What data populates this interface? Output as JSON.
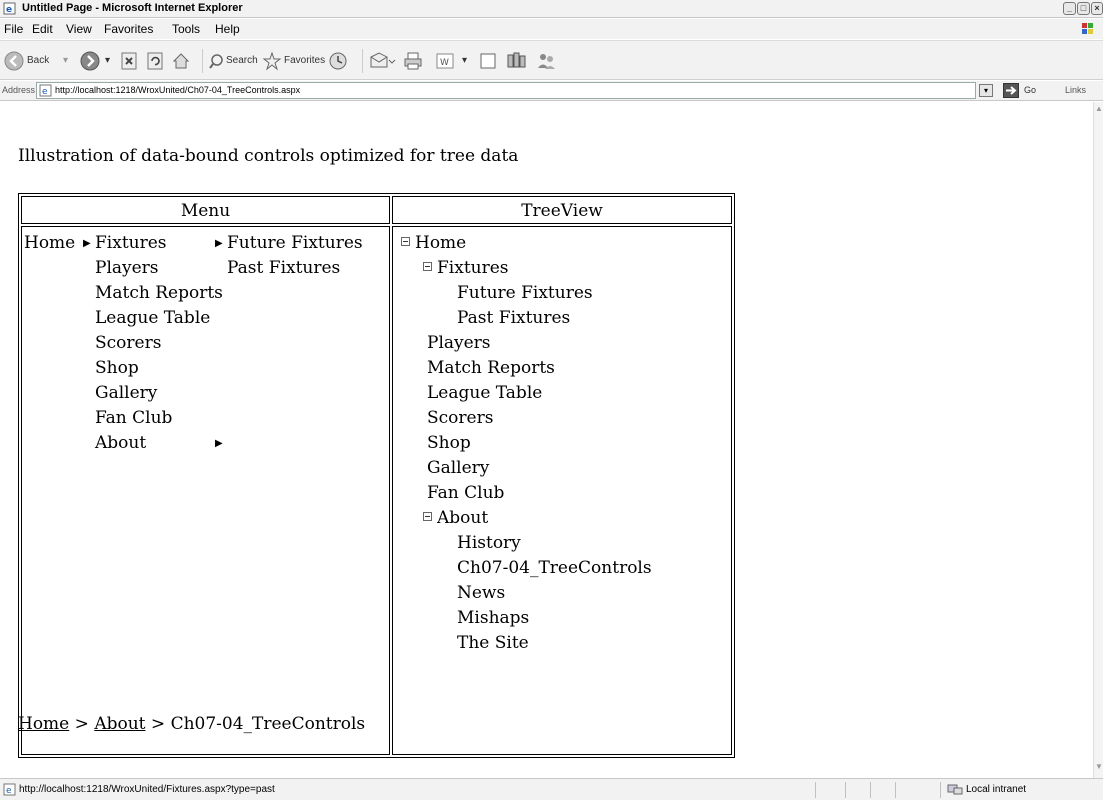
{
  "window": {
    "title": "Untitled Page - Microsoft Internet Explorer"
  },
  "menubar": [
    "File",
    "Edit",
    "View",
    "Favorites",
    "Tools",
    "Help"
  ],
  "toolbar": {
    "back_label": "Back",
    "search_label": "Search",
    "favorites_label": "Favorites"
  },
  "address": {
    "label": "Address",
    "url": "http://localhost:1218/WroxUnited/Ch07-04_TreeControls.aspx",
    "go_label": "Go",
    "links_label": "Links"
  },
  "page": {
    "heading": "Illustration of data-bound controls optimized for tree data",
    "menu_header": "Menu",
    "treeview_header": "TreeView",
    "menu": {
      "root": "Home",
      "items": [
        "Fixtures",
        "Players",
        "Match Reports",
        "League Table",
        "Scorers",
        "Shop",
        "Gallery",
        "Fan Club",
        "About"
      ],
      "fixtures_submenu": [
        "Future Fixtures",
        "Past Fixtures"
      ]
    },
    "tree": [
      {
        "label": "Home",
        "level": 0,
        "expander": true
      },
      {
        "label": "Fixtures",
        "level": 1,
        "expander": true
      },
      {
        "label": "Future Fixtures",
        "level": 2,
        "expander": false
      },
      {
        "label": "Past Fixtures",
        "level": 2,
        "expander": false
      },
      {
        "label": "Players",
        "level": 1,
        "expander": false
      },
      {
        "label": "Match Reports",
        "level": 1,
        "expander": false
      },
      {
        "label": "League Table",
        "level": 1,
        "expander": false
      },
      {
        "label": "Scorers",
        "level": 1,
        "expander": false
      },
      {
        "label": "Shop",
        "level": 1,
        "expander": false
      },
      {
        "label": "Gallery",
        "level": 1,
        "expander": false
      },
      {
        "label": "Fan Club",
        "level": 1,
        "expander": false
      },
      {
        "label": "About",
        "level": 1,
        "expander": true
      },
      {
        "label": "History",
        "level": 2,
        "expander": false
      },
      {
        "label": "Ch07-04_TreeControls",
        "level": 2,
        "expander": false
      },
      {
        "label": "News",
        "level": 2,
        "expander": false
      },
      {
        "label": "Mishaps",
        "level": 2,
        "expander": false
      },
      {
        "label": "The Site",
        "level": 2,
        "expander": false
      }
    ],
    "breadcrumb": {
      "home": "Home",
      "sep": ">",
      "about": "About",
      "current": "Ch07-04_TreeControls"
    }
  },
  "status": {
    "text": "http://localhost:1218/WroxUnited/Fixtures.aspx?type=past",
    "zone": "Local intranet"
  }
}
● ● ● ● ● ● ●
**Given task:** Give the material again exactly as it is, but keep the pictures out.

**Solution:**
What data populates this interface? Output as JSON.
{
  "window": {
    "title": "Untitled Page - Microsoft Internet Explorer"
  },
  "menubar": [
    "File",
    "Edit",
    "View",
    "Favorites",
    "Tools",
    "Help"
  ],
  "toolbar": {
    "back_label": "Back",
    "search_label": "Search",
    "favorites_label": "Favorites"
  },
  "address": {
    "label": "Address",
    "url": "http://localhost:1218/WroxUnited/Ch07-04_TreeControls.aspx",
    "go_label": "Go",
    "links_label": "Links"
  },
  "page": {
    "heading": "Illustration of data-bound controls optimized for tree data",
    "menu_header": "Menu",
    "treeview_header": "TreeView",
    "menu": {
      "root": "Home",
      "items": [
        "Fixtures",
        "Players",
        "Match Reports",
        "League Table",
        "Scorers",
        "Shop",
        "Gallery",
        "Fan Club",
        "About"
      ],
      "fixtures_submenu": [
        "Future Fixtures",
        "Past Fixtures"
      ]
    },
    "tree": [
      {
        "label": "Home",
        "level": 0,
        "expander": true
      },
      {
        "label": "Fixtures",
        "level": 1,
        "expander": true
      },
      {
        "label": "Future Fixtures",
        "level": 2,
        "expander": false
      },
      {
        "label": "Past Fixtures",
        "level": 2,
        "expander": false
      },
      {
        "label": "Players",
        "level": 1,
        "expander": false
      },
      {
        "label": "Match Reports",
        "level": 1,
        "expander": false
      },
      {
        "label": "League Table",
        "level": 1,
        "expander": false
      },
      {
        "label": "Scorers",
        "level": 1,
        "expander": false
      },
      {
        "label": "Shop",
        "level": 1,
        "expander": false
      },
      {
        "label": "Gallery",
        "level": 1,
        "expander": false
      },
      {
        "label": "Fan Club",
        "level": 1,
        "expander": false
      },
      {
        "label": "About",
        "level": 1,
        "expander": true
      },
      {
        "label": "History",
        "level": 2,
        "expander": false
      },
      {
        "label": "Ch07-04_TreeControls",
        "level": 2,
        "expander": false
      },
      {
        "label": "News",
        "level": 2,
        "expander": false
      },
      {
        "label": "Mishaps",
        "level": 2,
        "expander": false
      },
      {
        "label": "The Site",
        "level": 2,
        "expander": false
      }
    ],
    "breadcrumb": {
      "home": "Home",
      "sep": ">",
      "about": "About",
      "current": "Ch07-04_TreeControls"
    }
  },
  "status": {
    "text": "http://localhost:1218/WroxUnited/Fixtures.aspx?type=past",
    "zone": "Local intranet"
  }
}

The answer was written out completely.